# MATERIAL FOR THIS EXERCISE
(begin)

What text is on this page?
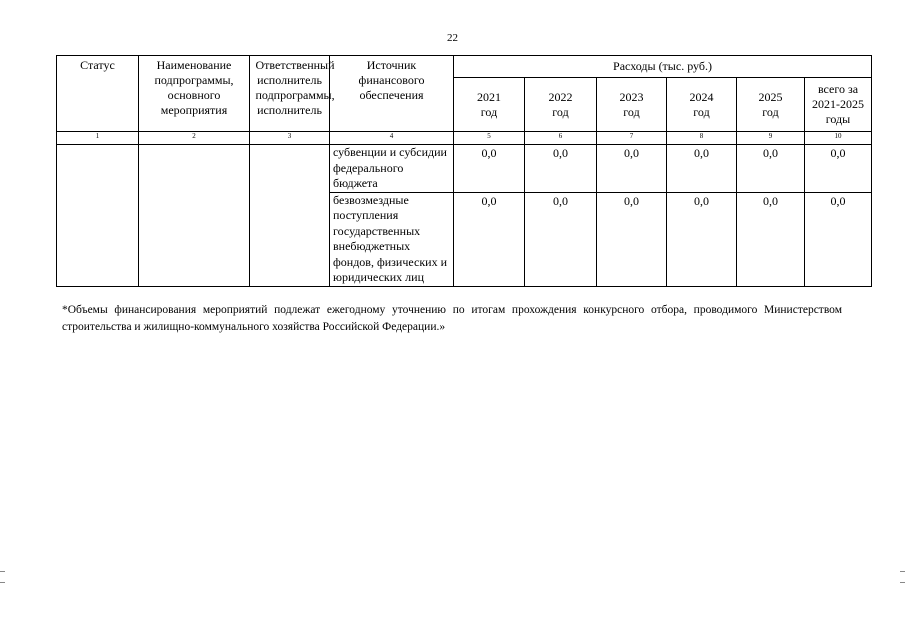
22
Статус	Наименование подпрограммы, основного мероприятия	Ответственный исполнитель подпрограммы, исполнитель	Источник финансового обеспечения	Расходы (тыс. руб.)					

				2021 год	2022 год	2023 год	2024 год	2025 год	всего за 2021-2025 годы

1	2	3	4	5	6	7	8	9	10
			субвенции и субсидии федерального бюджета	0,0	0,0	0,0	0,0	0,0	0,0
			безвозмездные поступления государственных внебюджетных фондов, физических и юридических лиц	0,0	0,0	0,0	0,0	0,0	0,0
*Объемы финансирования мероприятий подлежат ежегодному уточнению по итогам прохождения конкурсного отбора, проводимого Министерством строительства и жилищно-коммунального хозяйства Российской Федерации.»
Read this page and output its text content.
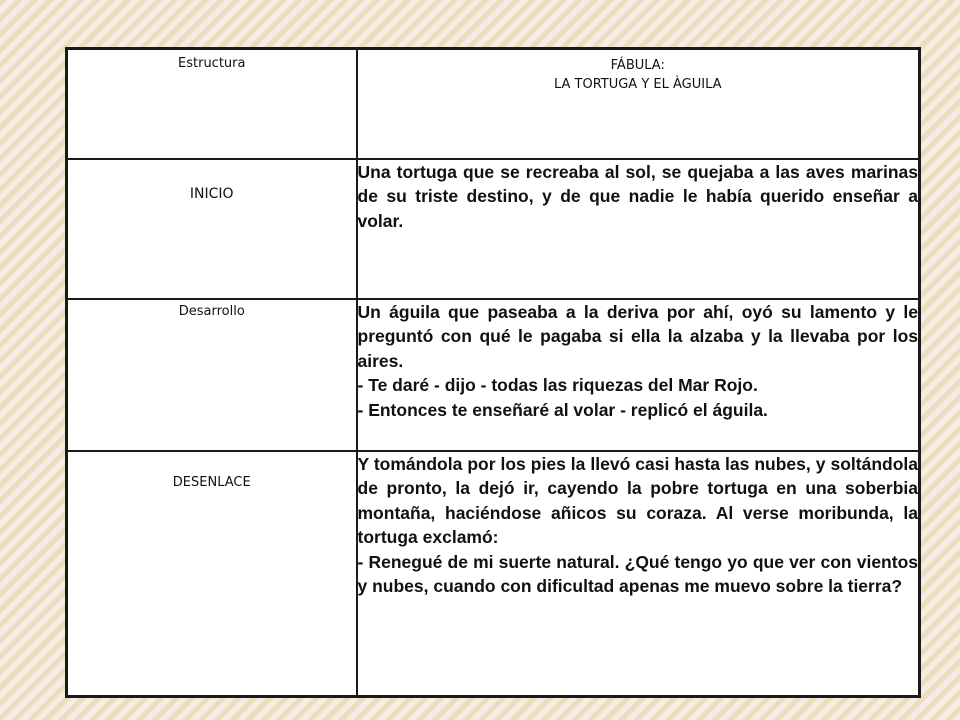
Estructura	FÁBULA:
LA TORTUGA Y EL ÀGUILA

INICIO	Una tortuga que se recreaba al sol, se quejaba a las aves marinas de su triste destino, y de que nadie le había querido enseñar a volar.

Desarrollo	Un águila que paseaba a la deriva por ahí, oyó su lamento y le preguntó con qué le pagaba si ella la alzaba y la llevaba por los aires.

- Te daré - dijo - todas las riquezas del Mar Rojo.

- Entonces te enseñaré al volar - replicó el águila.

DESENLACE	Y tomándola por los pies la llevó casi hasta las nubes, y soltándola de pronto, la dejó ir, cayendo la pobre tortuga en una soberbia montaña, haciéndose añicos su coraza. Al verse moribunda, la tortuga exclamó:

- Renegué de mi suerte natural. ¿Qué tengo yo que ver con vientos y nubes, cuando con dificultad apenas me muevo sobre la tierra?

(end)

# WRITTEN REQUEST
Leave out the pictures, and give all the records again exactly.

# REPLY TO THE TASK
What text is on this page?
22
Статус	Наименование подпрограммы, основного мероприятия	Ответственный исполнитель подпрограммы, исполнитель	Источник финансового обеспечения	Расходы (тыс. руб.)					

				2021 год	2022 год	2023 год	2024 год	2025 год	всего за 2021-2025 годы

1	2	3	4	5	6	7	8	9	10
			субвенции и субсидии федерального бюджета	0,0	0,0	0,0	0,0	0,0	0,0
			безвозмездные поступления государственных внебюджетных фондов, физических и юридических лиц	0,0	0,0	0,0	0,0	0,0	0,0
*Объемы финансирования мероприятий подлежат ежегодному уточнению по итогам прохождения конкурсного отбора, проводимого Министерством строительства и жилищно-коммунального хозяйства Российской Федерации.»
Read this page and output its text content.
Estructura	FÁBULA:
LA TORTUGA Y EL ÀGUILA

INICIO	Una tortuga que se recreaba al sol, se quejaba a las aves marinas de su triste destino, y de que nadie le había querido enseñar a volar.

Desarrollo	Un águila que paseaba a la deriva por ahí, oyó su lamento y le preguntó con qué le pagaba si ella la alzaba y la llevaba por los aires.

- Te daré - dijo - todas las riquezas del Mar Rojo.

- Entonces te enseñaré al volar - replicó el águila.

DESENLACE	Y tomándola por los pies la llevó casi hasta las nubes, y soltándola de pronto, la dejó ir, cayendo la pobre tortuga en una soberbia montaña, haciéndose añicos su coraza. Al verse moribunda, la tortuga exclamó:

- Renegué de mi suerte natural. ¿Qué tengo yo que ver con vientos y nubes, cuando con dificultad apenas me muevo sobre la tierra?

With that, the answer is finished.